**TASK REQUIREMENTS:**
Find all lines in the listing that include the word "color", then copy them.

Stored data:
----
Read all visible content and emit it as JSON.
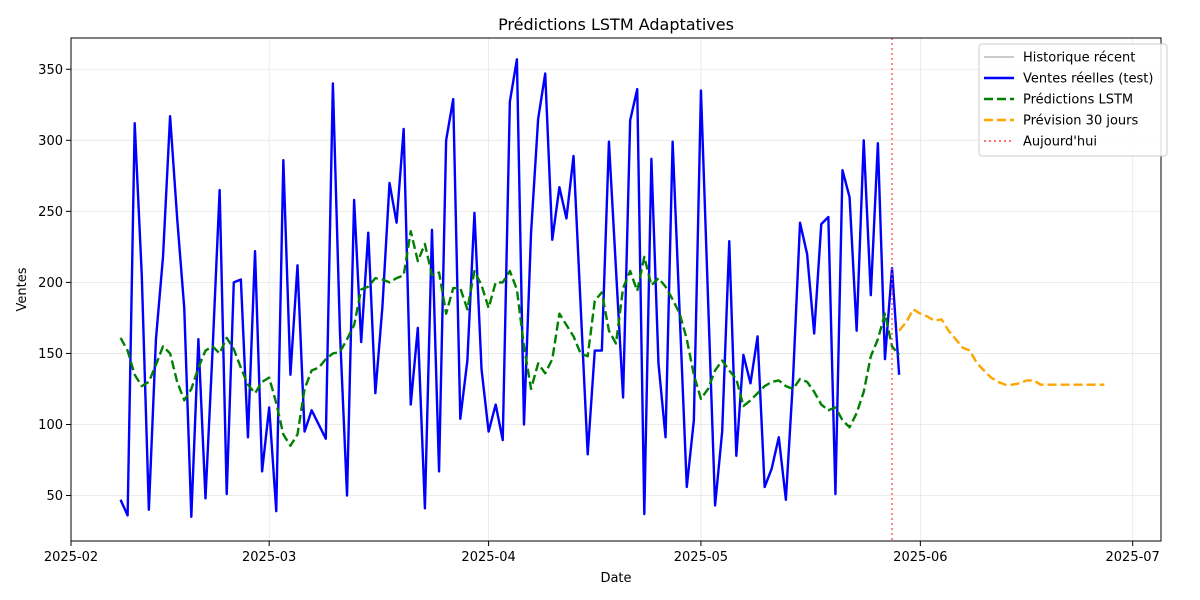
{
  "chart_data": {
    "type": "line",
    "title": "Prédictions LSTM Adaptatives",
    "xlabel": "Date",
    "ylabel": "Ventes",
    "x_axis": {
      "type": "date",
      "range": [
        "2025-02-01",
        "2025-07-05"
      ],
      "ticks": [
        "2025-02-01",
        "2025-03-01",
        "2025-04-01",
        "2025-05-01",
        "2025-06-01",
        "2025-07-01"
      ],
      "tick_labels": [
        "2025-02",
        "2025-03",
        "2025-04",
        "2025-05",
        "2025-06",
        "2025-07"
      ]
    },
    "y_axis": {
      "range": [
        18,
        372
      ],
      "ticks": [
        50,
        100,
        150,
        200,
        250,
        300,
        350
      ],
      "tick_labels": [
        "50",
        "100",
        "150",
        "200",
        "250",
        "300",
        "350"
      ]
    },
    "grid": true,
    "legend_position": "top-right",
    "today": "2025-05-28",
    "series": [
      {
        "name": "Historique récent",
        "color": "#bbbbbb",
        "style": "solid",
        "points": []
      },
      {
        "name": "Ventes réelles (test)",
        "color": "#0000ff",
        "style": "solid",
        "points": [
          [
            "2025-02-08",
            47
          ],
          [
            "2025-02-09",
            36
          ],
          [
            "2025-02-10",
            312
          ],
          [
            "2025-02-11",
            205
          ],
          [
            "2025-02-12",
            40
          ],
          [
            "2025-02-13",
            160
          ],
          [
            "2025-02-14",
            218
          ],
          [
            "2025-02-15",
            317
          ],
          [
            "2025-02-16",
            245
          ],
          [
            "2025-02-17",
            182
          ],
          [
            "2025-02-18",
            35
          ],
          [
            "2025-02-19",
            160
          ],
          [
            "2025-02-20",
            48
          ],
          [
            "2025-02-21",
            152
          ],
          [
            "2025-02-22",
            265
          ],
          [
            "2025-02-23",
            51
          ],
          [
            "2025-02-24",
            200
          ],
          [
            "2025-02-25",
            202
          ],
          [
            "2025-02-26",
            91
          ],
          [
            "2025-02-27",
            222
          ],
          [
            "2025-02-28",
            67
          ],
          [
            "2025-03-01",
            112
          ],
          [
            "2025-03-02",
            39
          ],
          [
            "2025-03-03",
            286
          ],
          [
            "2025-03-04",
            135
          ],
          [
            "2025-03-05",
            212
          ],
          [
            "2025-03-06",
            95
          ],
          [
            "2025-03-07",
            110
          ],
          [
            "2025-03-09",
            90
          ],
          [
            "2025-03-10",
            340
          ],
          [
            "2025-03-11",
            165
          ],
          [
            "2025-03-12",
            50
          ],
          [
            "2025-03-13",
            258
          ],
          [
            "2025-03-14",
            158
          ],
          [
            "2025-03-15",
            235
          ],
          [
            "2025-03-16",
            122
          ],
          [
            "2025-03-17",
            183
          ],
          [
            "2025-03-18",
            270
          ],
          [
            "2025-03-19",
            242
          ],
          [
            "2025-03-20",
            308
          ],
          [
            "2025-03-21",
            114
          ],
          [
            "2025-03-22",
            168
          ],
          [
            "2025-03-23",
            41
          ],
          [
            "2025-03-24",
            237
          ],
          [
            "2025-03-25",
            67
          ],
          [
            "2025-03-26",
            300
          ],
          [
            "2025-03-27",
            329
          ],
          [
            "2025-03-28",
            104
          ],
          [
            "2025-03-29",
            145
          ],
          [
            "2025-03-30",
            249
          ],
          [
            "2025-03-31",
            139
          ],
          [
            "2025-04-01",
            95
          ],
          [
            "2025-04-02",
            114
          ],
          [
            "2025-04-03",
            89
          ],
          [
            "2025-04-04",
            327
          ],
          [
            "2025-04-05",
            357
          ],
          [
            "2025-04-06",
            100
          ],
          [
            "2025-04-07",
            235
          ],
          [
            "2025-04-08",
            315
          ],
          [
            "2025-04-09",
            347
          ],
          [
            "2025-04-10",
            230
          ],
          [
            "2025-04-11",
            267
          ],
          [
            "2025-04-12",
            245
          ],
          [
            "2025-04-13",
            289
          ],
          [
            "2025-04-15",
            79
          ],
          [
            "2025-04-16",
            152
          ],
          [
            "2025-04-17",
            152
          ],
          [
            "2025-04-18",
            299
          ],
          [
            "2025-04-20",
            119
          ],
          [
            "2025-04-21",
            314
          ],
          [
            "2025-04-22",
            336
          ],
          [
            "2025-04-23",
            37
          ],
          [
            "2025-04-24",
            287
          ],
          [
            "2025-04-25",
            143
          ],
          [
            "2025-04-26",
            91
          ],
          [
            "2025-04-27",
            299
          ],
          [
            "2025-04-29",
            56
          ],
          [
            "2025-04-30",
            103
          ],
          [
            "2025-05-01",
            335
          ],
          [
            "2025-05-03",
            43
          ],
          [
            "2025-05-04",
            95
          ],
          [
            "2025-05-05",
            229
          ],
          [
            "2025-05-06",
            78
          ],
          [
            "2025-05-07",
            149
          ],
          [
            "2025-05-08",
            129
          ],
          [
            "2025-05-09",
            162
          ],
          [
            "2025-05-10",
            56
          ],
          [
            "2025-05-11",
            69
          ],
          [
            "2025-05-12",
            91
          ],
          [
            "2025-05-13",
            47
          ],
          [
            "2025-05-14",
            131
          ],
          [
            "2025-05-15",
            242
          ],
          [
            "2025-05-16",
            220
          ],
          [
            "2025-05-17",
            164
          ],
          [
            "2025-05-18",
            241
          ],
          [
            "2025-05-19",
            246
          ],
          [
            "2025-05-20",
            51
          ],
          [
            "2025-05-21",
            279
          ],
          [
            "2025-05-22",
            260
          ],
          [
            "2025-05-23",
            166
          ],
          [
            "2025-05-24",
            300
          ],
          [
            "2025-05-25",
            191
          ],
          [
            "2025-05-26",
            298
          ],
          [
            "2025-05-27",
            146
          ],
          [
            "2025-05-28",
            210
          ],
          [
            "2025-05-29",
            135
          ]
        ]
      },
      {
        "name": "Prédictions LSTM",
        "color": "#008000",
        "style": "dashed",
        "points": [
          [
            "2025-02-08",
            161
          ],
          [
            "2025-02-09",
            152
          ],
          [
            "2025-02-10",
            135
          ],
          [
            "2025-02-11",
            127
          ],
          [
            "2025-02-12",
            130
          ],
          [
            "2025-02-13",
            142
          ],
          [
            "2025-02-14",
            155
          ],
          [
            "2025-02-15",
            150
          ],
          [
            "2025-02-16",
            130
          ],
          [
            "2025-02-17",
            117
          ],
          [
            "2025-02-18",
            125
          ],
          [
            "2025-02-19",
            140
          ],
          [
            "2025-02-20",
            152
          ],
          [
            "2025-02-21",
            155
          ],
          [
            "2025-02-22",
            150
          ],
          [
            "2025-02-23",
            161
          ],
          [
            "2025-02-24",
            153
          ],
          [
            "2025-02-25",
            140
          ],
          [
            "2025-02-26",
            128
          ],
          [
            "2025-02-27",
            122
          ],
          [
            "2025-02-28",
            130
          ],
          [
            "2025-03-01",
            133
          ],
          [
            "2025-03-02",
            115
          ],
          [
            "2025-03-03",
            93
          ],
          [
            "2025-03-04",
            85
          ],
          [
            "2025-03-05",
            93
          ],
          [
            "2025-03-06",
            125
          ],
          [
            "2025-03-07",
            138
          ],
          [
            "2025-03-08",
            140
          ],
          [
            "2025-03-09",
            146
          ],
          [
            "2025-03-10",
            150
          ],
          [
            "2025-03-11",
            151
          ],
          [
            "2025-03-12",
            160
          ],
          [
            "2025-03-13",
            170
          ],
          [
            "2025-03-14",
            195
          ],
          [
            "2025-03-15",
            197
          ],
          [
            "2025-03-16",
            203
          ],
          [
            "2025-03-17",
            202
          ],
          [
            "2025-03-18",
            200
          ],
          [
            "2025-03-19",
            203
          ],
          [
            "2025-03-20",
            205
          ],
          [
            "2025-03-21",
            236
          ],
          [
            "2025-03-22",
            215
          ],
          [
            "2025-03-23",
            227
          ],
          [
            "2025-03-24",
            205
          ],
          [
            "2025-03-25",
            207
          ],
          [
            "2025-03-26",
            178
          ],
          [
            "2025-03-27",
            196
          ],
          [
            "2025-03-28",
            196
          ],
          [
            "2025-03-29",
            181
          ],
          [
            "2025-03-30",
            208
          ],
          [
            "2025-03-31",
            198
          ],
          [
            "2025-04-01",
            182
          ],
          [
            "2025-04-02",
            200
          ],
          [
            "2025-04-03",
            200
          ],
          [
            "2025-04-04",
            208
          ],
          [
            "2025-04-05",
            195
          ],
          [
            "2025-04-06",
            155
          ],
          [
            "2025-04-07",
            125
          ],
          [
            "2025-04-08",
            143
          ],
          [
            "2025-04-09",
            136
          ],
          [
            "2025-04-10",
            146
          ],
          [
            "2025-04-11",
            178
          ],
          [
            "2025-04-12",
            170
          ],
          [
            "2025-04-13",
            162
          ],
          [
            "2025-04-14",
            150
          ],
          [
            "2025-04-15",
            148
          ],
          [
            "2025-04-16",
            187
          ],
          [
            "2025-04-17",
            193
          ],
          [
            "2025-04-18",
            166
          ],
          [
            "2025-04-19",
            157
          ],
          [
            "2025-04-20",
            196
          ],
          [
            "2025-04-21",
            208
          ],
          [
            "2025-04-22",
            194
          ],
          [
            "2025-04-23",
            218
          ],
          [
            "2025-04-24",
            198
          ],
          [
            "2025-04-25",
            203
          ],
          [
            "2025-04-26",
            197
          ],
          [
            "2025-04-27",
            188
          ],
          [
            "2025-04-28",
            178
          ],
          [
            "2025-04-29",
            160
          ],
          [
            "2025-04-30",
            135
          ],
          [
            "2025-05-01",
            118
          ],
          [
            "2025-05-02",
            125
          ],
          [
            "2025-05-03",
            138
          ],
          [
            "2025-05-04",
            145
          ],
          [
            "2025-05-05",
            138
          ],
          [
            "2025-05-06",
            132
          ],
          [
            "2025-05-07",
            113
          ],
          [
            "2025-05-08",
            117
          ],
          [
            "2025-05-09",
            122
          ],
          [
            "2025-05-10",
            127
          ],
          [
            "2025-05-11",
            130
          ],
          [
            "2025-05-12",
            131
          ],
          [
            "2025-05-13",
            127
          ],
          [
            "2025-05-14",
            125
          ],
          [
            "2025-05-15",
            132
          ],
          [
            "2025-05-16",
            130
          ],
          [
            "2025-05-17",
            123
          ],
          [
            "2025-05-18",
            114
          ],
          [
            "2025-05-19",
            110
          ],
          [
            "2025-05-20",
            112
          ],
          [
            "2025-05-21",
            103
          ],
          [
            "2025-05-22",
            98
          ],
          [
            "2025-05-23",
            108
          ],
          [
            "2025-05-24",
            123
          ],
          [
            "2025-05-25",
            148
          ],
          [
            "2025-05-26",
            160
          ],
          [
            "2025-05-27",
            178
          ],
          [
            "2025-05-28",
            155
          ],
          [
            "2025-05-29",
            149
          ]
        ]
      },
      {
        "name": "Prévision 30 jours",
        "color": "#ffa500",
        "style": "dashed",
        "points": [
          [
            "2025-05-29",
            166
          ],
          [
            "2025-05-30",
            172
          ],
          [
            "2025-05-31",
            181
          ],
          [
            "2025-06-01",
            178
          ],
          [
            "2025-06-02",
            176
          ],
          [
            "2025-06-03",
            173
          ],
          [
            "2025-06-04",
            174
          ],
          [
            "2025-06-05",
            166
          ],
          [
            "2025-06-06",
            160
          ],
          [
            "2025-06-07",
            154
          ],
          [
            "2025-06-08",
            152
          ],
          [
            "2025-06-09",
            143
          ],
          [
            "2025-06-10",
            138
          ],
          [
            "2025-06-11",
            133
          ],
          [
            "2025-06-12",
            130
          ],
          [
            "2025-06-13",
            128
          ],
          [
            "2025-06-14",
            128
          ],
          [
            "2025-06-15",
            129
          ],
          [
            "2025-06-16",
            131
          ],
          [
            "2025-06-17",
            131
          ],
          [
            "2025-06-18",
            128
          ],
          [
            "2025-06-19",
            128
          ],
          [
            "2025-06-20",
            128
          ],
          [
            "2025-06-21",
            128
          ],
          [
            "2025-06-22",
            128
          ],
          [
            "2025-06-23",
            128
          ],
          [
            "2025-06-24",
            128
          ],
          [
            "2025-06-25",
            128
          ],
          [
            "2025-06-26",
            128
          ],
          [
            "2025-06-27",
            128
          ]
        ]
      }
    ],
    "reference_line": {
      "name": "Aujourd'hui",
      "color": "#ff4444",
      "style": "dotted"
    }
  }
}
----
**CORRECT RESPONSE:**
        "color": "#bbbbbb",
        "color": "#0000ff",
        "color": "#008000",
        "color": "#ffa500",
      "color": "#ff4444",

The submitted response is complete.